* _JOB_: Reproduce all the material exactly, minus any pictures it holds.

* _RECORDS SHOWN_:
□ □ □ □

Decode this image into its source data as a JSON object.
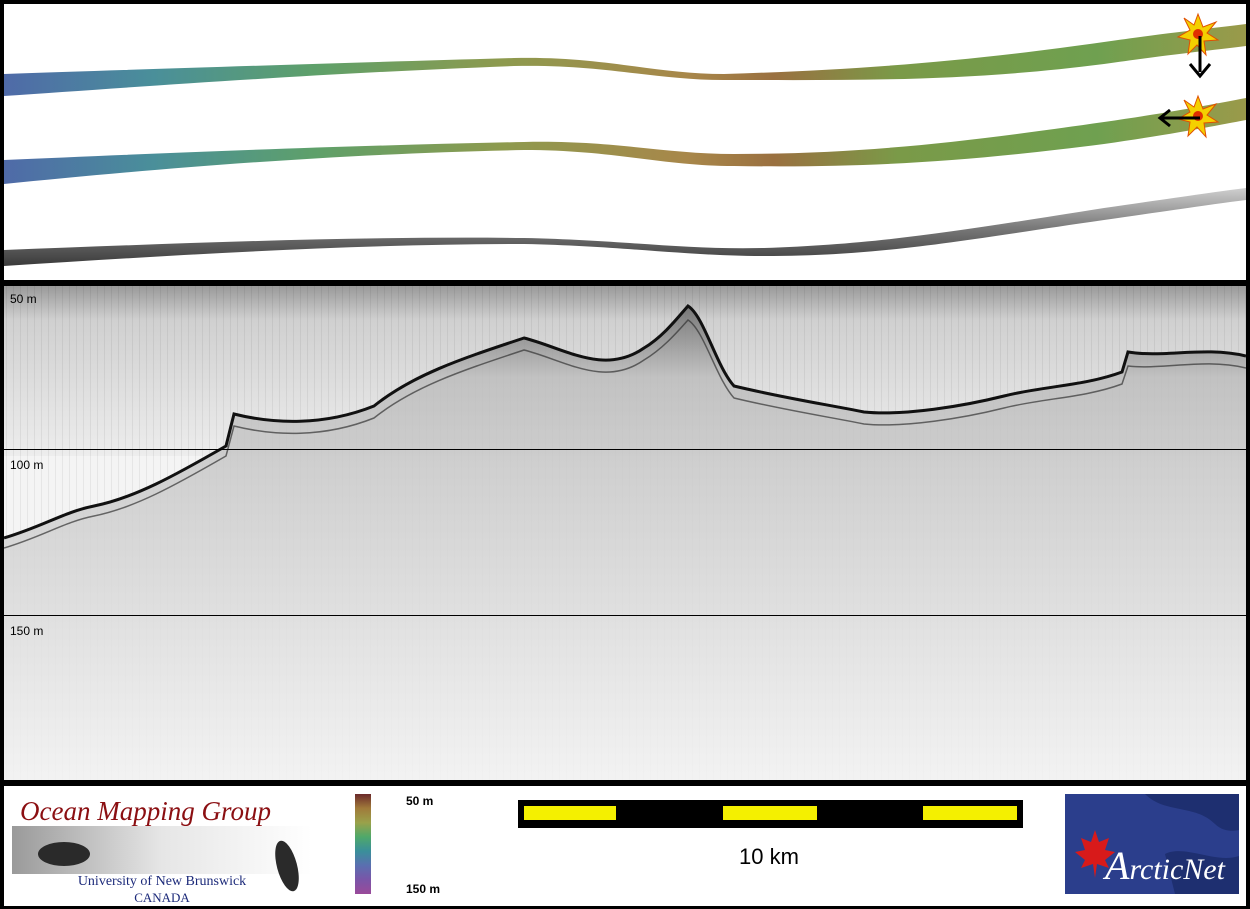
{
  "depth_labels": {
    "d50": "50 m",
    "d100": "100 m",
    "d150": "150 m"
  },
  "logos": {
    "ocean_mapping": {
      "title": "Ocean Mapping Group",
      "university": "University of New Brunswick",
      "country": "CANADA"
    },
    "arcticnet": {
      "letter": "A",
      "text": "rcticNet"
    }
  },
  "colorbar": {
    "top_label": "50 m",
    "bottom_label": "150 m"
  },
  "scale_bar": {
    "label": "10 km",
    "segments": 5
  },
  "colors": {
    "scale_segment": "#f4f000",
    "omg_title": "#8b0f12",
    "arcticnet_bg": "#2b3e8c",
    "marker": "#f4d000"
  },
  "icons": [
    "burst-marker-icon",
    "arrow-down-icon",
    "arrow-left-icon",
    "maple-leaf-icon"
  ]
}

□ □ □ □

* _SOLUTION BELOW_:
Decode this image into its source data as a JSON object.
{
  "depth_labels": {
    "d50": "50 m",
    "d100": "100 m",
    "d150": "150 m"
  },
  "logos": {
    "ocean_mapping": {
      "title": "Ocean Mapping Group",
      "university": "University of New Brunswick",
      "country": "CANADA"
    },
    "arcticnet": {
      "letter": "A",
      "text": "rcticNet"
    }
  },
  "colorbar": {
    "top_label": "50 m",
    "bottom_label": "150 m"
  },
  "scale_bar": {
    "label": "10 km",
    "segments": 5
  },
  "colors": {
    "scale_segment": "#f4f000",
    "omg_title": "#8b0f12",
    "arcticnet_bg": "#2b3e8c",
    "marker": "#f4d000"
  },
  "icons": [
    "burst-marker-icon",
    "arrow-down-icon",
    "arrow-left-icon",
    "maple-leaf-icon"
  ]
}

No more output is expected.